The biofuel debate is electrifying the UN food price crisis summit in Rome, pitting nations against each other and risking transforming bioenergy – once hailed as the ultimate green fuel – into the villain of the piece, the root cause behind global food price spikes.
Biofuel uses the energy contained in organic matter – crops like sugarcane and corn – to produce ethanol, an alternative to fossil-based fuels like petrol.
But campaigners claim the heavily subsidised biofuel industry is fundamentally immoral, diverting land which should be producing food to fill human stomachs to produce fuel for car engines.
Big debate up here on the Northern Plains… certainly, biofuels would boost the farm-based economy. In 2006, Sen. Thune (R – SD) and Sen. Obama co-sponsored the “Alternative Energy Refueling System Act.” (Lately, they are acting out election year partisanship and not agreeing on much of anything.)
Anyway, the diversion of corn from food to fuel creates an important debate, with no easy answers.
Bio-diesel is an easy answer. It’s a way to get fuel and not impact food.
Ooops – tapped out too soon. What I mean by “no easy answers” is that this is part of a larger debate about how to balance legitimate economic development needs (people without money don’t eat) and environmental needs. Do we clear rainforest for cattle ranches? Should Third World start-up industries be exempt from the burdensome costs of environmental upgrades? Should staple crops be diverted (that is, sold) for fuel rather than kept abundant (thus lowering the price) for food?
No easy answers – and there should be some humility among those of us who debate from abundantly provisioned urban and suburban enclaves.

TASK TO COMPLETE
Does each statement agree with the text on the biofuel debate? (a) Biofuel turns crops such as sugarcane and corn into ethanol. (b) Sen. Thune and Sen. Obama co-sponsored the "Alternative Energy Refueling System Act" in 2008. (c) Bio-diesel is called an easy answer. Answer each yes or no and quote the deciding words.

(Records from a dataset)
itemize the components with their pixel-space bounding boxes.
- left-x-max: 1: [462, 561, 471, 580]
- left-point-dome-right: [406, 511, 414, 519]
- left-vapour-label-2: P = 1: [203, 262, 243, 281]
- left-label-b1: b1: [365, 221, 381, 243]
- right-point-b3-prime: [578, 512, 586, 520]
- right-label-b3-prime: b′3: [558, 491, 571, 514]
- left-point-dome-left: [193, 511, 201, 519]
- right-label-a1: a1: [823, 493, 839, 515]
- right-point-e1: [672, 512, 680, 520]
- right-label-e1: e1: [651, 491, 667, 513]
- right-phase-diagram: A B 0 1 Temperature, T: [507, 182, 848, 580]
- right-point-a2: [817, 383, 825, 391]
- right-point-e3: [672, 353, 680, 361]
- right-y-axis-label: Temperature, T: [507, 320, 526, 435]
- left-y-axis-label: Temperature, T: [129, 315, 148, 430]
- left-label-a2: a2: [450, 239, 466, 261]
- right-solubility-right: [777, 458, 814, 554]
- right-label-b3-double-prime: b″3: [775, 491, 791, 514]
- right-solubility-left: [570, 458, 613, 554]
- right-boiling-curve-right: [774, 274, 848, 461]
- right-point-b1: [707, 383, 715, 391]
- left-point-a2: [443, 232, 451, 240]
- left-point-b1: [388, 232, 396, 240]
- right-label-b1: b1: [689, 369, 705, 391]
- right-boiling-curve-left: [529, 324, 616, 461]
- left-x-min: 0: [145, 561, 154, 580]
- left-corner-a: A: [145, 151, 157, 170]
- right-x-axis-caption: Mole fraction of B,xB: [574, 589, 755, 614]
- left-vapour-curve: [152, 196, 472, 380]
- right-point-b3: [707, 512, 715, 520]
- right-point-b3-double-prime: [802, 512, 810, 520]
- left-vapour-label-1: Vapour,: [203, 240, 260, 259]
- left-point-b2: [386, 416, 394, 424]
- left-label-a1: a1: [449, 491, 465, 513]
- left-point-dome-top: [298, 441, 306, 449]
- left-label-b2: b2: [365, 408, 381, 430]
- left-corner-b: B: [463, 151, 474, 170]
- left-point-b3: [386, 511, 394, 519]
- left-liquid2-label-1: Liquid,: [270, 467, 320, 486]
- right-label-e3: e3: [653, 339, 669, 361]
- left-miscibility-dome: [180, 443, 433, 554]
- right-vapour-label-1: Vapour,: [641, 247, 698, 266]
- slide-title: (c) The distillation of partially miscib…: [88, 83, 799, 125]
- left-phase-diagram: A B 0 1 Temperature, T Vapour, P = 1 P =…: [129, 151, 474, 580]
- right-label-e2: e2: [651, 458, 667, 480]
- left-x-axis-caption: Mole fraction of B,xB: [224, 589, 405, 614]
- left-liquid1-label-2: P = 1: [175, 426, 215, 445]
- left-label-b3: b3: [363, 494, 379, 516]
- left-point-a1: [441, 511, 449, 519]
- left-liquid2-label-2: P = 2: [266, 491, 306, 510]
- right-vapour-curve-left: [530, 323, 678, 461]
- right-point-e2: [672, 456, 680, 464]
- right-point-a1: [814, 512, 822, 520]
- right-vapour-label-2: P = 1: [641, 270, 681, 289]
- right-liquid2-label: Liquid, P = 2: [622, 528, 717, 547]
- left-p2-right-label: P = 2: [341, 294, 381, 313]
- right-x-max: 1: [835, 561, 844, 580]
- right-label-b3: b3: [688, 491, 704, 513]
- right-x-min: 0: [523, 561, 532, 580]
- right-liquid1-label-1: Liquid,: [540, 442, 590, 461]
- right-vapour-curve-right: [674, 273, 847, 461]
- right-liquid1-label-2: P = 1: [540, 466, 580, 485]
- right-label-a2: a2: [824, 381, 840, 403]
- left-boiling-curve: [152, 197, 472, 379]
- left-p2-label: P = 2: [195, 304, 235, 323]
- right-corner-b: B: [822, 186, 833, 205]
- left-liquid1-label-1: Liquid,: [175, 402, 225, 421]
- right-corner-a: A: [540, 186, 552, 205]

THE OUTPUT
(a) Yes: "crops like sugarcane and corn – to produce ethanol"
(b) No: "In 2006, Sen. Thune (R – SD) and Sen. Obama co-sponsored the “Alternative Energy Refueling System Act.”"
(c) Yes: "Bio-diesel is an easy answer."